Given instruction
Note how many lines include the word "Trimestral", and give that number by itself.

[Records contained in a dataset]

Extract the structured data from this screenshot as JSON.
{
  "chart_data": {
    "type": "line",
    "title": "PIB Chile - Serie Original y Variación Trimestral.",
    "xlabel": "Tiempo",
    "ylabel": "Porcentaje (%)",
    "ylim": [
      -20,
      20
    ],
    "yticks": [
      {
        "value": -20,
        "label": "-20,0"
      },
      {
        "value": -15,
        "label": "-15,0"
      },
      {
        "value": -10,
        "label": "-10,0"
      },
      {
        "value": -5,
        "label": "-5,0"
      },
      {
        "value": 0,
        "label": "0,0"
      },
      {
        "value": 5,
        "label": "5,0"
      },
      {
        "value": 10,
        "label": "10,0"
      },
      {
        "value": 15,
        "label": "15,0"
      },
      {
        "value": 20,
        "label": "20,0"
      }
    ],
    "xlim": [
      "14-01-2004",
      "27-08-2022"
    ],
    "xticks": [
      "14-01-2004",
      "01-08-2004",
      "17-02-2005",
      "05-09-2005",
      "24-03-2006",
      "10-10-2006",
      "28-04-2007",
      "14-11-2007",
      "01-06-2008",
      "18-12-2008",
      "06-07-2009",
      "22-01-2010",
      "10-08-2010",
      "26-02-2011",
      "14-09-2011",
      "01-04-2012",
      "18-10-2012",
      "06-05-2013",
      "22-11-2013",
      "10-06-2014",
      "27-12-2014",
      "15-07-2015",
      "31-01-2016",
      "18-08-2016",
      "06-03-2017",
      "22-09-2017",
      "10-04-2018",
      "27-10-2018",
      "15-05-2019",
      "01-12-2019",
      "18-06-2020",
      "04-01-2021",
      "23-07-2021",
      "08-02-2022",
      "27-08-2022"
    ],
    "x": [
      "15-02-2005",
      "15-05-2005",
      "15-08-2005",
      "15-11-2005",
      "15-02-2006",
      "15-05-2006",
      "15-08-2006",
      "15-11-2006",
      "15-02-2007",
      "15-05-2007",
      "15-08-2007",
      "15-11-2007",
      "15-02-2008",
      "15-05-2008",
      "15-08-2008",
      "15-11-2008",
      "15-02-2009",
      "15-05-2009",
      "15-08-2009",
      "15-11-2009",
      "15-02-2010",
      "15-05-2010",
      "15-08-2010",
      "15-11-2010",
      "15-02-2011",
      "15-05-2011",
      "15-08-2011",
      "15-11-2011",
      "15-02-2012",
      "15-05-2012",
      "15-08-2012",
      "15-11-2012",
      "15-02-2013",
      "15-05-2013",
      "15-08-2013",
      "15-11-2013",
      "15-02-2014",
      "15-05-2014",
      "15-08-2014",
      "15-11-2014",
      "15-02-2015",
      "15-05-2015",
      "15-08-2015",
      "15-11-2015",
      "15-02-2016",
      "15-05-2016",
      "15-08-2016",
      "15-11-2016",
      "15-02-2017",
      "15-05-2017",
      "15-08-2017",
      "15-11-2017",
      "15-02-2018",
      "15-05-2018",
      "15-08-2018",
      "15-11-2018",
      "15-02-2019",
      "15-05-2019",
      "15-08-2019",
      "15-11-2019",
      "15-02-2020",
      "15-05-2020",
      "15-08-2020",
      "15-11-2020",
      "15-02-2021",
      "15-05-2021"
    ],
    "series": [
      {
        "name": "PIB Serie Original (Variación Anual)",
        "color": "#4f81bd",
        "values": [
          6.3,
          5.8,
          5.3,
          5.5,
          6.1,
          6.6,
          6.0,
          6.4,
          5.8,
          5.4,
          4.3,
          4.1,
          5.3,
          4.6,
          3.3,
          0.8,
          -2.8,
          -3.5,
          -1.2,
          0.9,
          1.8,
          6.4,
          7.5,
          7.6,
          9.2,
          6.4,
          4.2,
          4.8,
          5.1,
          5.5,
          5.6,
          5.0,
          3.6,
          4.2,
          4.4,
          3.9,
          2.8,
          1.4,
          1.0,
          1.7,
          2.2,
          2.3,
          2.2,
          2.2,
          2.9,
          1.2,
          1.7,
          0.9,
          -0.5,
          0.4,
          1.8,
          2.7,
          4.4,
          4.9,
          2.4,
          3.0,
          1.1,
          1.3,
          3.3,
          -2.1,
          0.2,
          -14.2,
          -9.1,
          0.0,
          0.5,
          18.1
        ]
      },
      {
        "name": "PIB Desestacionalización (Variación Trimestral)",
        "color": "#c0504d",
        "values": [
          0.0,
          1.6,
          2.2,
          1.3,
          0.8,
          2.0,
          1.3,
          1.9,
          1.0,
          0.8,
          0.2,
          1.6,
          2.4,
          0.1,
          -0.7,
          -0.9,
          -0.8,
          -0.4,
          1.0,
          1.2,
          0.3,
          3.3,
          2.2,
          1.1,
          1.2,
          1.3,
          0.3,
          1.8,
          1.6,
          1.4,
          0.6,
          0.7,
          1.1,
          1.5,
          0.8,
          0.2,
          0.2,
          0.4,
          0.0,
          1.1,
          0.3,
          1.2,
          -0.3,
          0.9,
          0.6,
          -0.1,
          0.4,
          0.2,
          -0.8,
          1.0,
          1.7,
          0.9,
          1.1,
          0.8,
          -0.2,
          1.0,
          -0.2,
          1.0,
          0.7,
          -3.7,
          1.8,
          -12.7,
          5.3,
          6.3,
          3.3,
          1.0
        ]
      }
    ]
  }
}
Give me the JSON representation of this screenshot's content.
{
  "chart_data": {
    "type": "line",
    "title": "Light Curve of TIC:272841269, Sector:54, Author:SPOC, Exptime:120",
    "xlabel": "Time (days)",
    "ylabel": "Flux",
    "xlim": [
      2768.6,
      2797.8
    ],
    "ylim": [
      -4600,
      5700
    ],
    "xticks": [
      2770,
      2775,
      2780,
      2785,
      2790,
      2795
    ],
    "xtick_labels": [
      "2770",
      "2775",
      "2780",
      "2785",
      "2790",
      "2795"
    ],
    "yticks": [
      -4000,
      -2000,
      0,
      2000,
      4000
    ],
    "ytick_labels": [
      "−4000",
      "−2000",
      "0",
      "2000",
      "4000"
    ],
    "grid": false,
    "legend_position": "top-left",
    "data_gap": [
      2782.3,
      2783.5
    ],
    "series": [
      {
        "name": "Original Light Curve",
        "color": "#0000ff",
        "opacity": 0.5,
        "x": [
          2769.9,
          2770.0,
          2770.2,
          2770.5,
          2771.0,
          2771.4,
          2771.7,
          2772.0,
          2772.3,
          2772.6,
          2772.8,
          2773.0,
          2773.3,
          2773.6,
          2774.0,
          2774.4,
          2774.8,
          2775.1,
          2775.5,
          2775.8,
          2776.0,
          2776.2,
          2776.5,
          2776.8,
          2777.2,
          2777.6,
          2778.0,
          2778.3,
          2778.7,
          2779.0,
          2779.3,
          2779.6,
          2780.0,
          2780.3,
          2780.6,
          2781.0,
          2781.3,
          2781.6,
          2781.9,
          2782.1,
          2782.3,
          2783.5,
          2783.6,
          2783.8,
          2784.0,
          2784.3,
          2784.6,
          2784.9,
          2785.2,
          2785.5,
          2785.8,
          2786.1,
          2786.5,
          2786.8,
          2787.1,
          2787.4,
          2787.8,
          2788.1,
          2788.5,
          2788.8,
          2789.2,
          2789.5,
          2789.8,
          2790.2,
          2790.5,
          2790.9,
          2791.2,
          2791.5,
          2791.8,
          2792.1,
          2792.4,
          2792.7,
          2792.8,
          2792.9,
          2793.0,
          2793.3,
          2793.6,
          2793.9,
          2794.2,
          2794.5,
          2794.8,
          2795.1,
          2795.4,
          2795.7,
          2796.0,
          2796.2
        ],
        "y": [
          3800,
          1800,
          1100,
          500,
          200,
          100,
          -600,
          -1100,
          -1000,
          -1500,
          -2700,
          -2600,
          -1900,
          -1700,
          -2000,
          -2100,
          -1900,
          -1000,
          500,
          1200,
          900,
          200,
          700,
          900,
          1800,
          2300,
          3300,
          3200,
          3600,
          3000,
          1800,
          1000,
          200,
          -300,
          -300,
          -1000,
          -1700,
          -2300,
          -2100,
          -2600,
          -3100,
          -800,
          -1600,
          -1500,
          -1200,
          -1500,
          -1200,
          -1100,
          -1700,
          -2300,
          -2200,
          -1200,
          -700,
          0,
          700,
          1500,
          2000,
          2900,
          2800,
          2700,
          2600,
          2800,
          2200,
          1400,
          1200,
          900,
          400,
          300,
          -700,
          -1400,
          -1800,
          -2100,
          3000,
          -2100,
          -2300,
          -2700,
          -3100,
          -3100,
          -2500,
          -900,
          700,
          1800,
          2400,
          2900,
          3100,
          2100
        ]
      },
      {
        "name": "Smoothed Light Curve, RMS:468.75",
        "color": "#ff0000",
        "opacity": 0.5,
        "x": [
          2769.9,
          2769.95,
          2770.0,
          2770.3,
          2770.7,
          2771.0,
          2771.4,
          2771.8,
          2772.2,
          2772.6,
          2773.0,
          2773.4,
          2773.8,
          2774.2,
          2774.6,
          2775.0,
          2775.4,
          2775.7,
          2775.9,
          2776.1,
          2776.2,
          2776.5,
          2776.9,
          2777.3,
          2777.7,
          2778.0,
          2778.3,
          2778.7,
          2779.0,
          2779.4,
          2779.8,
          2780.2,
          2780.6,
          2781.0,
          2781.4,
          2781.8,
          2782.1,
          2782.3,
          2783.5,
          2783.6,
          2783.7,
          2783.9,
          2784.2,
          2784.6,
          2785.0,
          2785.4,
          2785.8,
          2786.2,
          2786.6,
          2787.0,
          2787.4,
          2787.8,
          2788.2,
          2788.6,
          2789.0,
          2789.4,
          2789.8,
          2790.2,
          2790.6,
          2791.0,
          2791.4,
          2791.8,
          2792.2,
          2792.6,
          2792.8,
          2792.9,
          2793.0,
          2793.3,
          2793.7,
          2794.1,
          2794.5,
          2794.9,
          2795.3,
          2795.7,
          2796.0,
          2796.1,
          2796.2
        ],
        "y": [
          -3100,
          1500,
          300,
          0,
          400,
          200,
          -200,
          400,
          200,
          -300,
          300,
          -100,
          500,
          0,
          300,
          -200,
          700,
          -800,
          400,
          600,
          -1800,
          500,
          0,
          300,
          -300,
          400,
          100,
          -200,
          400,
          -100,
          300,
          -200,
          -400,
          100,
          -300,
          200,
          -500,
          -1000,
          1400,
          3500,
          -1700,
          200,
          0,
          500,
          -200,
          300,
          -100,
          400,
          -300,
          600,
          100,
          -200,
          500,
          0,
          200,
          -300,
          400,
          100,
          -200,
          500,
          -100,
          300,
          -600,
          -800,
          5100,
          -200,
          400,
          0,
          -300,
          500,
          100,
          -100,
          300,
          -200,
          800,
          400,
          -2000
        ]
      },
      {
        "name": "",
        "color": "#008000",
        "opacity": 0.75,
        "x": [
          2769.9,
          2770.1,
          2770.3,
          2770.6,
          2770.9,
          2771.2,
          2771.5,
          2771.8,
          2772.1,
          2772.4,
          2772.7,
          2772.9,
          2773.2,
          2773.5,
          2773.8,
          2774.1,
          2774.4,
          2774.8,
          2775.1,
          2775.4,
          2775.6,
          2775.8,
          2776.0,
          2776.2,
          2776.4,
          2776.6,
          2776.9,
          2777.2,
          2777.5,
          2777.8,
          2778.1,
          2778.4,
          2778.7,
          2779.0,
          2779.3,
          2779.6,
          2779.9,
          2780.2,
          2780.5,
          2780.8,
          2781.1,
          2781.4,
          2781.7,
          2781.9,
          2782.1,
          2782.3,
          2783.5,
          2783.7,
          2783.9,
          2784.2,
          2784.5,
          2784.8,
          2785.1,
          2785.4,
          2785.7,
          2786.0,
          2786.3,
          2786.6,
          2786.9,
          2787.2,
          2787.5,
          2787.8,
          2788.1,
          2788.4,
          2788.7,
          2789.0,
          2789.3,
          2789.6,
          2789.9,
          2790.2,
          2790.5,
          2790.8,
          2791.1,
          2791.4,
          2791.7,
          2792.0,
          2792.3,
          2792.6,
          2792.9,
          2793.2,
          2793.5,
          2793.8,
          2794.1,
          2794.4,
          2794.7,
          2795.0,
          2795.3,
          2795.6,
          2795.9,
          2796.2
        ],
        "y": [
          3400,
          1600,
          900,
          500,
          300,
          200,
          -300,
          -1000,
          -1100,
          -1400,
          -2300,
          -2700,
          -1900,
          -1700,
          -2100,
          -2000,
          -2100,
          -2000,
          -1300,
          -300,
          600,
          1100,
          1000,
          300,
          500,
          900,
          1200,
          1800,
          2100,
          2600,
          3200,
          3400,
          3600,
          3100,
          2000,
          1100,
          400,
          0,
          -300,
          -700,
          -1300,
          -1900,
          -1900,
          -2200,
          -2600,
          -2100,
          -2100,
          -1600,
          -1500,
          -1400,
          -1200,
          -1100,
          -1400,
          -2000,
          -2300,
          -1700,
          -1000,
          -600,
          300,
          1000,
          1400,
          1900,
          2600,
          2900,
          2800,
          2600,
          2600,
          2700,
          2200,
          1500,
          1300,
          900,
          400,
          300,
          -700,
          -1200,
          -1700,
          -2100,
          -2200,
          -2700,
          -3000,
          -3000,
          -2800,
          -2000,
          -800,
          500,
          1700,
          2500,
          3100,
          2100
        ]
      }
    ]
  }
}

Answer below
2